>>>>

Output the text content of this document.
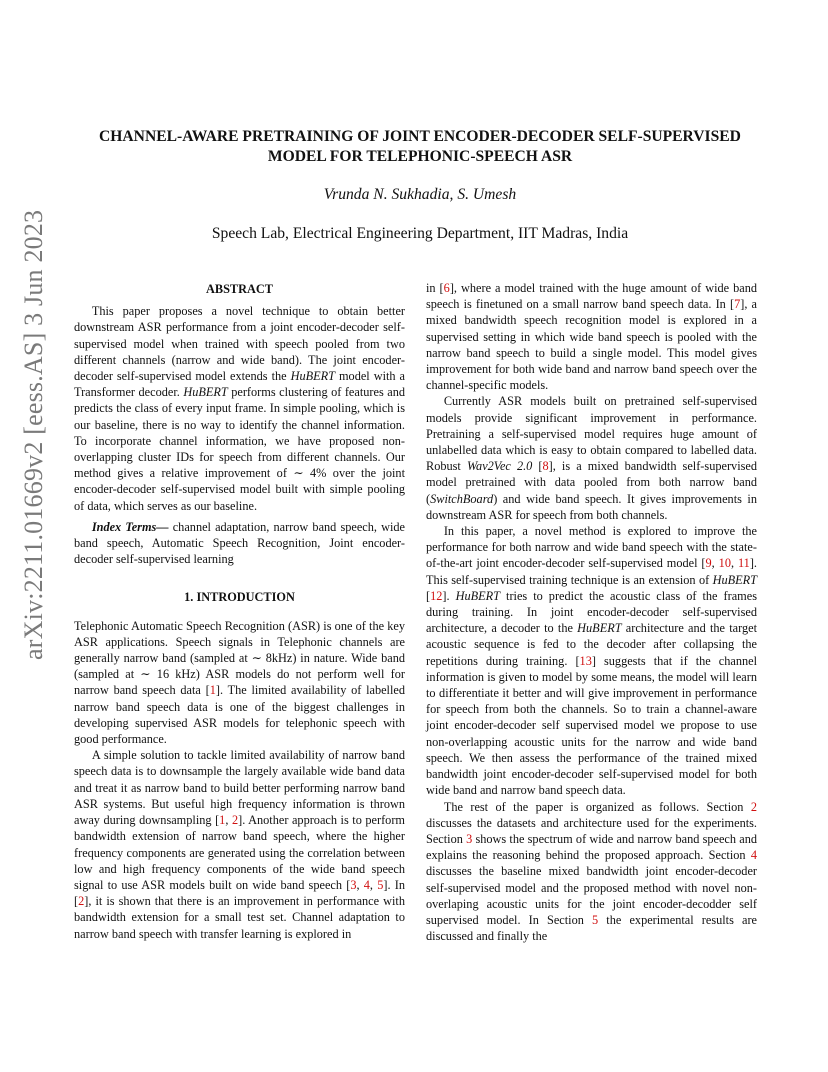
arXiv:2211.01669v2 [eess.AS] 3 Jun 2023
CHANNEL-AWARE PRETRAINING OF JOINT ENCODER-DECODER SELF-SUPERVISED
MODEL FOR TELEPHONIC-SPEECH ASR
Vrunda N. Sukhadia, S. Umesh
Speech Lab, Electrical Engineering Department, IIT Madras, India
ABSTRACT

This paper proposes a novel technique to obtain better downstream ASR performance from a joint encoder-decoder self-supervised model when trained with speech pooled from two different channels (narrow and wide band). The joint encoder-decoder self-supervised model extends the HuBERT model with a Transformer decoder. HuBERT performs clustering of features and predicts the class of every input frame. In simple pooling, which is our baseline, there is no way to identify the channel information. To incorporate channel information, we have proposed non-overlapping cluster IDs for speech from different channels. Our method gives a relative improvement of ∼ 4% over the joint encoder-decoder self-supervised model built with simple pooling of data, which serves as our baseline.

Index Terms— channel adaptation, narrow band speech, wide band speech, Automatic Speech Recognition, Joint encoder-decoder self-supervised learning

1. INTRODUCTION

Telephonic Automatic Speech Recognition (ASR) is one of the key ASR applications. Speech signals in Telephonic channels are generally narrow band (sampled at ∼ 8kHz) in nature. Wide band (sampled at ∼ 16 kHz) ASR models do not perform well for narrow band speech data [1]. The limited availability of labelled narrow band speech data is one of the biggest challenges in developing supervised ASR models for telephonic speech with good performance.

A simple solution to tackle limited availability of narrow band speech data is to downsample the largely available wide band data and treat it as narrow band to build better performing narrow band ASR systems. But useful high frequency information is thrown away during downsampling [1, 2]. Another approach is to perform bandwidth extension of narrow band speech, where the higher frequency components are generated using the correlation between low and high frequency components of the wide band speech signal to use ASR models built on wide band speech [3, 4, 5]. In [2], it is shown that there is an improvement in performance with bandwidth extension for a small test set. Channel adaptation to narrow band speech with transfer learning is explored in

in [6], where a model trained with the huge amount of wide band speech is finetuned on a small narrow band speech data. In [7], a mixed bandwidth speech recognition model is explored in a supervised setting in which wide band speech is pooled with the narrow band speech to build a single model. This model gives improvement for both wide band and narrow band speech over the channel-specific models.

Currently ASR models built on pretrained self-supervised models provide significant improvement in performance. Pretraining a self-supervised model requires huge amount of unlabelled data which is easy to obtain compared to labelled data. Robust Wav2Vec 2.0 [8], is a mixed bandwidth self-supervised model pretrained with data pooled from both narrow band (SwitchBoard) and wide band speech. It gives improvements in downstream ASR for speech from both channels.

In this paper, a novel method is explored to improve the performance for both narrow and wide band speech with the state-of-the-art joint encoder-decoder self-supervised model [9, 10, 11]. This self-supervised training technique is an extension of HuBERT [12]. HuBERT tries to predict the acoustic class of the frames during training. In joint encoder-decoder self-supervised architecture, a decoder to the HuBERT architecture and the target acoustic sequence is fed to the decoder after collapsing the repetitions during training. [13] suggests that if the channel information is given to model by some means, the model will learn to differentiate it better and will give improvement in performance for speech from both the channels. So to train a channel-aware joint encoder-decoder self supervised model we propose to use non-overlapping acoustic units for the narrow and wide band speech. We then assess the performance of the trained mixed bandwidth joint encoder-decoder self-supervised model for both wide band and narrow band speech data.

The rest of the paper is organized as follows. Section 2 discusses the datasets and architecture used for the experiments. Section 3 shows the spectrum of wide and narrow band speech and explains the reasoning behind the proposed approach. Section 4 discusses the baseline mixed bandwidth joint encoder-decoder self-supervised model and the proposed method with novel non-overlaping acoustic units for the joint encoder-decodder self supervised model. In Section 5 the experimental results are discussed and finally the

<<<<

* [Problem requirements]: Tell how many lines in the records above contain "Automatic", giving the number and no other words.

* [Task output]: 2